■ SHORT EXERCISE ■
Go through the material below, count the lines with the word "Loss", and reply with the count alone.

[start of DATA SUPPLIED]

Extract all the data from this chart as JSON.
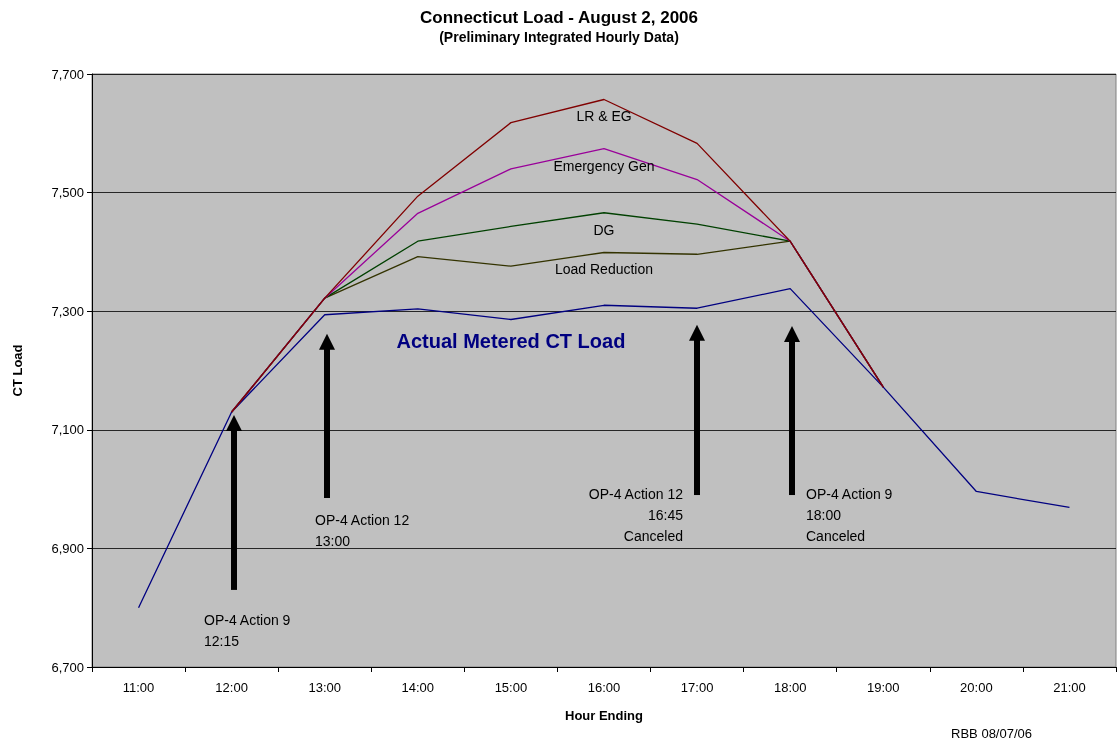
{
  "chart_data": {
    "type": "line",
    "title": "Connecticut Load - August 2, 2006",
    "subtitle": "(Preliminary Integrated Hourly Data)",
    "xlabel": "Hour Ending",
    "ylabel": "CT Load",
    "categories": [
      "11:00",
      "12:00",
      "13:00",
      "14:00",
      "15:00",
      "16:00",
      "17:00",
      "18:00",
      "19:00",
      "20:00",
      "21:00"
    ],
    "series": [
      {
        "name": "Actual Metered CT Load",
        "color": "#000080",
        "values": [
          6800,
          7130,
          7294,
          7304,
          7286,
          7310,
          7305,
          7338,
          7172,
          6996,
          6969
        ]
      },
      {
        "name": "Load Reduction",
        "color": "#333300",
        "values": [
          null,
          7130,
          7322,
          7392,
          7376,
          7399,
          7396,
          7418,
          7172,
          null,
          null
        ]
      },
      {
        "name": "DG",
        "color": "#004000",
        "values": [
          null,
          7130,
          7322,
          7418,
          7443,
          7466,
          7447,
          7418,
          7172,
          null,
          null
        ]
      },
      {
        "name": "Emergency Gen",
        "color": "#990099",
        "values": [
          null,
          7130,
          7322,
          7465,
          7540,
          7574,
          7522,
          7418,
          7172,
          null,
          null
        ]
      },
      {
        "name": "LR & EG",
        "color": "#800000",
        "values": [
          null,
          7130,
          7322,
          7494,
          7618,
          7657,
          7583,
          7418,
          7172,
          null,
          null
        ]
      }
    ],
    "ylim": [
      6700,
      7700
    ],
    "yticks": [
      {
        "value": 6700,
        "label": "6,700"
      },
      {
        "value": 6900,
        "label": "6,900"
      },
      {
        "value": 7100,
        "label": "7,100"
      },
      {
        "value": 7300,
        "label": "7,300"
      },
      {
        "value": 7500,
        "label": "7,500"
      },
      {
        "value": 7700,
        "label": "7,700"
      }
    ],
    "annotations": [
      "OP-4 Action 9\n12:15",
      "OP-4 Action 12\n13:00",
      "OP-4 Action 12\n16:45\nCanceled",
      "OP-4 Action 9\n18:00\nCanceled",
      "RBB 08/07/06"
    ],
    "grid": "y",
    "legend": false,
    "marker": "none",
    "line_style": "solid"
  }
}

[end of DATA SUPPLIED]
[start of DATA SUPPLIED]

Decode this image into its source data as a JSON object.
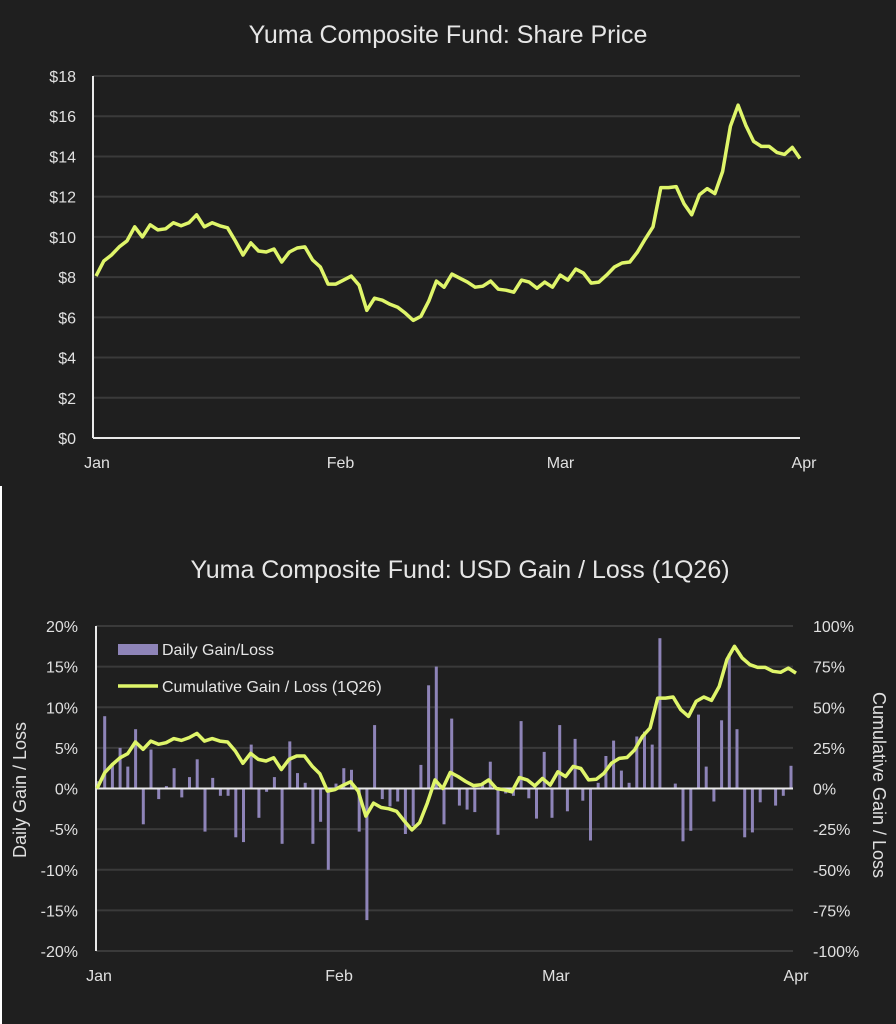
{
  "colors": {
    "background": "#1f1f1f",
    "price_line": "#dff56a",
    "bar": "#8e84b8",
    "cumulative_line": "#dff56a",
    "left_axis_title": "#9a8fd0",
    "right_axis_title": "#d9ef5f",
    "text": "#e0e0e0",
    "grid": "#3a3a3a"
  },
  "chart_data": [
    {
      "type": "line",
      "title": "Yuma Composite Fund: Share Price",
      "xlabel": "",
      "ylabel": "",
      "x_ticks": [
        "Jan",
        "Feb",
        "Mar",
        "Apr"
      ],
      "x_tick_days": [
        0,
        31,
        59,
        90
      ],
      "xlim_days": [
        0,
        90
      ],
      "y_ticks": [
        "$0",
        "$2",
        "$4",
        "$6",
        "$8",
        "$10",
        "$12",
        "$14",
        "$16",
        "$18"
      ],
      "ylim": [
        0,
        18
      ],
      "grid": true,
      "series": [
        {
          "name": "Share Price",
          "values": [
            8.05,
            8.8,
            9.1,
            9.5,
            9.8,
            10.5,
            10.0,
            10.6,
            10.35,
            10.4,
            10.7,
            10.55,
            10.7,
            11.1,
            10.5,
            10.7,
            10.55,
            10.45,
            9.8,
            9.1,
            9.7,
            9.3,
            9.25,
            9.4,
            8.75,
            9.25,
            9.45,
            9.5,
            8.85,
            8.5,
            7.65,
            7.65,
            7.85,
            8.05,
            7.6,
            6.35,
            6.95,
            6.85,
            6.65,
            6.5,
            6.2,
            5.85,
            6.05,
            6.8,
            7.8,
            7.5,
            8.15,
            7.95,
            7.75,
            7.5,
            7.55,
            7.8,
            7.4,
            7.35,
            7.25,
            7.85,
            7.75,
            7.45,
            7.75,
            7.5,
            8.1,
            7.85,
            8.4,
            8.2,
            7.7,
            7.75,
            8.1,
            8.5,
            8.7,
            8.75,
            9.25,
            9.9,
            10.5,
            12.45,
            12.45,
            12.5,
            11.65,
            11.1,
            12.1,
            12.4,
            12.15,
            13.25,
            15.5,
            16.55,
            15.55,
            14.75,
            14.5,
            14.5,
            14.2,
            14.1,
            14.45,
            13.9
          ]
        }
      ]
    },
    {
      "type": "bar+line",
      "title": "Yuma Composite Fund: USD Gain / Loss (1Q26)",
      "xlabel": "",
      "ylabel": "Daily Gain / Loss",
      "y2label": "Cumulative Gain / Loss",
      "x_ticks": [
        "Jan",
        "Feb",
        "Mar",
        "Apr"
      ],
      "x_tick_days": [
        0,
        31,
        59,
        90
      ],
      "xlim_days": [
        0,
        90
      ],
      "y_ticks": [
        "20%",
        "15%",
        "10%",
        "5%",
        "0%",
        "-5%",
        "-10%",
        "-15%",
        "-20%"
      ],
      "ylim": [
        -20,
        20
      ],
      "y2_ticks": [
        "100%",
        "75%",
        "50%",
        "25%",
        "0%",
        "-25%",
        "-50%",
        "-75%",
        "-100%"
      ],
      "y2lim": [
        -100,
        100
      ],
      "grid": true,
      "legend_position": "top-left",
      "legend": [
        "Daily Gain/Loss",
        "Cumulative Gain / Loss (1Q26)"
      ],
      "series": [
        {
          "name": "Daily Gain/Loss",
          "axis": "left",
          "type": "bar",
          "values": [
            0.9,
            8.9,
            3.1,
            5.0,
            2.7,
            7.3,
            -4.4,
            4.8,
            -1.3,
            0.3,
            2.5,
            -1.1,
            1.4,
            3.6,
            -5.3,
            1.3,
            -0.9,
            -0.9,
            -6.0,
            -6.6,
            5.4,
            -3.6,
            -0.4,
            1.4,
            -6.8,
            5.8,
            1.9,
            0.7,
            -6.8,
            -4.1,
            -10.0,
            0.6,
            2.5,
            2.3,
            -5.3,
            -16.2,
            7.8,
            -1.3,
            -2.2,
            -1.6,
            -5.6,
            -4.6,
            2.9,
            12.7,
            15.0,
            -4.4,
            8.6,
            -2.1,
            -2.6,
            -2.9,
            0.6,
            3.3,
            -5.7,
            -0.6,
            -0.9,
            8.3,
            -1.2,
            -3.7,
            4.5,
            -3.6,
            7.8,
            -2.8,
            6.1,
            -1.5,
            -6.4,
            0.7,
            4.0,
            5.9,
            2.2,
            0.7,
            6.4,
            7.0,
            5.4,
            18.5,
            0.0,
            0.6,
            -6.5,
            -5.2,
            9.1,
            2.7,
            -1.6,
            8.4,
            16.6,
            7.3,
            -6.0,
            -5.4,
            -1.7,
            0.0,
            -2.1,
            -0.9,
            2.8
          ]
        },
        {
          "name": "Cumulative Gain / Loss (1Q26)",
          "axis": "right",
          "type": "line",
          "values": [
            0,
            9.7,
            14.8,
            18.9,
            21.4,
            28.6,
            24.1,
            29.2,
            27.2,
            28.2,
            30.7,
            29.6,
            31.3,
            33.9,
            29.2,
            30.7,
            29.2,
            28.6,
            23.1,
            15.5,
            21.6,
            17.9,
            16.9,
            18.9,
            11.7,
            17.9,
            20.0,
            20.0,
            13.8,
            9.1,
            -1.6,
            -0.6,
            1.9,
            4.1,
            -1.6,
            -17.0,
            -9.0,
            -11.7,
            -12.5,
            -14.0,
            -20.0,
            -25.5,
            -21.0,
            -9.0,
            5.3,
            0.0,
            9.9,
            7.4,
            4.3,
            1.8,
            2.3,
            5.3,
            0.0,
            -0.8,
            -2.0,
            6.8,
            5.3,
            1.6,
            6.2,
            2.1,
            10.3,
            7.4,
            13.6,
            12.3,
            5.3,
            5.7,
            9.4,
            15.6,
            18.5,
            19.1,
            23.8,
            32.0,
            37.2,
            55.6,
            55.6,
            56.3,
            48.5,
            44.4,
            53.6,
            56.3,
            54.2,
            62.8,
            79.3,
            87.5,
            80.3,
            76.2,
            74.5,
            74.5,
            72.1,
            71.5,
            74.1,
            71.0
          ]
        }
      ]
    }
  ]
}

[end of DATA SUPPLIED]

■ THE ANSWER ■
7